- WHAT IS REQUIRED
Put the lines below into a JSON list of strings, one string per line, leaving out any blank lines.

- Rows from a dataset
= = =

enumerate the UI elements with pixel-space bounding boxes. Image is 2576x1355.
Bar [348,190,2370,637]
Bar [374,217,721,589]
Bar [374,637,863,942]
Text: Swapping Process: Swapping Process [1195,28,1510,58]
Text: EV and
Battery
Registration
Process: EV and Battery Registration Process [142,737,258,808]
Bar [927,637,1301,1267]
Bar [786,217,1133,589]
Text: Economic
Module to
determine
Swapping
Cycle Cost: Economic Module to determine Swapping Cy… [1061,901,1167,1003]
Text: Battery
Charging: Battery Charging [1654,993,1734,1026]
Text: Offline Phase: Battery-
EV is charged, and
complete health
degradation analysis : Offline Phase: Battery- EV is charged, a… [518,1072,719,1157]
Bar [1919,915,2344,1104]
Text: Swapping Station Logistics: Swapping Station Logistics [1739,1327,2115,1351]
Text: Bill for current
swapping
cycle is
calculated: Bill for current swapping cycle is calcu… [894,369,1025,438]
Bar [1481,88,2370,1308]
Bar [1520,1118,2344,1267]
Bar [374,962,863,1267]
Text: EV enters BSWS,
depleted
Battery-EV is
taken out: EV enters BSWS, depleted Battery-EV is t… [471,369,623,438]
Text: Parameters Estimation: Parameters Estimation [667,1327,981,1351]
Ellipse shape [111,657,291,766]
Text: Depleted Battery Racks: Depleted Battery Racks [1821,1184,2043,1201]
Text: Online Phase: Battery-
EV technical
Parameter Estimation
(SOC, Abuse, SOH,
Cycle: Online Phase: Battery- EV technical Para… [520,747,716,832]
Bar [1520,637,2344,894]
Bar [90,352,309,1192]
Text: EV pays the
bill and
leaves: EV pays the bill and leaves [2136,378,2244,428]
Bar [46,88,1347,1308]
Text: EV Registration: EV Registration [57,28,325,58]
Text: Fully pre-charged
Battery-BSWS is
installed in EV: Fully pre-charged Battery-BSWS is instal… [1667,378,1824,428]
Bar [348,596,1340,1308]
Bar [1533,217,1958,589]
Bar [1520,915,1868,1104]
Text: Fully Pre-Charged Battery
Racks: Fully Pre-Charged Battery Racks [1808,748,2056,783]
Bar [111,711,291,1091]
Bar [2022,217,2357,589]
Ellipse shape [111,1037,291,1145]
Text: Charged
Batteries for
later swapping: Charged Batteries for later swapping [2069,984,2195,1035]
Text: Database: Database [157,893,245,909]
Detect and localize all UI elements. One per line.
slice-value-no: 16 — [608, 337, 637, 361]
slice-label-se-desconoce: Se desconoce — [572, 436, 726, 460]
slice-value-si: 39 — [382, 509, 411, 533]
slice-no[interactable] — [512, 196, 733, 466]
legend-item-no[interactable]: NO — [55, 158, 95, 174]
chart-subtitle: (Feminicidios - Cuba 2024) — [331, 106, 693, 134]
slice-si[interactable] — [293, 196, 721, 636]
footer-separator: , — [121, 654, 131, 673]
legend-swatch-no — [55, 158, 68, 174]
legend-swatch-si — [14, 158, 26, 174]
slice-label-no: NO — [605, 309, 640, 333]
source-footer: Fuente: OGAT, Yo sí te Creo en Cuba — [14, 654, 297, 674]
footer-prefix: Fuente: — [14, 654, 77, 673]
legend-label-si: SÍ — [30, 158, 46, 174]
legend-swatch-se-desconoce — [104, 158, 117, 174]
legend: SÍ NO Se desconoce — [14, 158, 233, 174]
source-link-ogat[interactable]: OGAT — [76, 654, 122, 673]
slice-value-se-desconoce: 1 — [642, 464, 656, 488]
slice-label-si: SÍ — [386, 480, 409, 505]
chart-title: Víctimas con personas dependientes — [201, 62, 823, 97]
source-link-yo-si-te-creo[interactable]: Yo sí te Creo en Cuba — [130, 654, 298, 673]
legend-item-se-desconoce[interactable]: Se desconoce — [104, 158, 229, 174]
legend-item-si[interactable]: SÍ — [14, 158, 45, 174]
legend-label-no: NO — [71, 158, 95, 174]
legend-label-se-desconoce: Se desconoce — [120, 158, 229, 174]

= = =

- EXPECTED OUTPUT
[
  "enumerate the UI elements with pixel-space bounding boxes. Image is 2576x1355.",
  "Bar [348,190,2370,637]",
  "Bar [374,217,721,589]",
  "Bar [374,637,863,942]",
  "Text: Swapping Process: Swapping Process [1195,28,1510,58]",
  "Text: EV and",
  "Battery",
  "Registration",
  "Process: EV and Battery Registration Process [142,737,258,808]",
  "Bar [927,637,1301,1267]",
  "Bar [786,217,1133,589]",
  "Text: Economic",
  "Module to",
  "determine",
  "Swapping",
  "Cycle Cost: Economic Module to determine Swapping Cy… [1061,901,1167,1003]",
  "Text: Battery",
  "Charging: Battery Charging [1654,993,1734,1026]",
  "Text: Offline Phase: Battery-",
  "EV is charged, and",
  "complete health",
  "degradation analysis : Offline Phase: Battery- EV is charged, a… [518,1072,719,1157]",
  "Bar [1919,915,2344,1104]",
  "Text: Swapping Station Logistics: Swapping Station Logistics [1739,1327,2115,1351]",
  "Text: Bill for current",
  "swapping",
  "cycle is",
  "calculated: Bill for current swapping cycle is calcu… [894,369,1025,438]",
  "Bar [1481,88,2370,1308]",
  "Bar [1520,1118,2344,1267]",
  "Bar [374,962,863,1267]",
  "Text: EV enters BSWS,",
  "depleted",
  "Battery-EV is",
  "taken out: EV enters BSWS, depleted Battery-EV is t… [471,369,623,438]",
  "Text: Parameters Estimation: Parameters Estimation [667,1327,981,1351]",
  "Ellipse shape [111,657,291,766]",
  "Text: Depleted Battery Racks: Depleted Battery Racks [1821,1184,2043,1201]",
  "Text: Online Phase: Battery-",
  "EV technical",
  "Parameter Estimation",
  "(SOC, Abuse, SOH,",
  "Cycle: Online Phase: Battery- EV technical Para… [520,747,716,832]",
  "Bar [1520,637,2344,894]",
  "Bar [90,352,309,1192]",
  "Text: EV pays the",
  "bill and",
  "leaves: EV pays the bill and leaves [2136,378,2244,428]",
  "Bar [46,88,1347,1308]",
  "Text: EV Registration: EV Registration [57,28,325,58]",
  "Text: Fully pre-charged",
  "Battery-BSWS is",
  "installed in EV: Fully pre-charged Battery-BSWS is instal… [1667,378,1824,428]",
  "Bar [348,596,1340,1308]",
  "Bar [1533,217,1958,589]",
  "Bar [1520,915,1868,1104]",
  "Text: Fully Pre-Charged Battery",
  "Racks: Fully Pre-Charged Battery Racks [1808,748,2056,783]",
  "Bar [111,711,291,1091]",
  "Bar [2022,217,2357,589]",
  "Ellipse shape [111,1037,291,1145]",
  "Text: Charged",
  "Batteries for",
  "later swapping: Charged Batteries for later swapping [2069,984,2195,1035]",
  "Text: Database: Database [157,893,245,909]",
  "Detect and localize all UI elements. One per line.",
  "slice-value-no: 16 — [608, 337, 637, 361]",
  "slice-label-se-desconoce: Se desconoce — [572, 436, 726, 460]",
  "slice-value-si: 39 — [382, 509, 411, 533]",
  "slice-no[interactable] — [512, 196, 733, 466]",
  "legend-item-no[interactable]: NO — [55, 158, 95, 174]",
  "chart-subtitle: (Feminicidios - Cuba 2024) — [331, 106, 693, 134]",
  "slice-si[interactable] — [293, 196, 721, 636]",
  "footer-separator: , — [121, 654, 131, 673]",
  "legend-swatch-no — [55, 158, 68, 174]",
  "legend-swatch-si — [14, 158, 26, 174]",
  "slice-label-no: NO — [605, 309, 640, 333]",
  "source-footer: Fuente: OGAT, Yo sí te Creo en Cuba — [14, 654, 297, 674]",
  "footer-prefix: Fuente: — [14, 654, 77, 673]",
  "legend-label-si: SÍ — [30, 158, 46, 174]",
  "legend-swatch-se-desconoce — [104, 158, 117, 174]",
  "legend: SÍ NO Se desconoce — [14, 158, 233, 174]",
  "source-link-ogat[interactable]: OGAT — [76, 654, 122, 673]",
  "slice-value-se-desconoce: 1 — [642, 464, 656, 488]",
  "slice-label-si: SÍ — [386, 480, 409, 505]",
  "chart-title: Víctimas con personas dependientes — [201, 62, 823, 97]",
  "source-link-yo-si-te-creo[interactable]: Yo sí te Creo en Cuba — [130, 654, 298, 673]",
  "legend-item-se-desconoce[interactable]: Se desconoce — [104, 158, 229, 174]",
  "legend-item-si[interactable]: SÍ — [14, 158, 45, 174]",
  "legend-label-no: NO — [71, 158, 95, 174]",
  "legend-label-se-desconoce: Se desconoce — [120, 158, 229, 174]"
]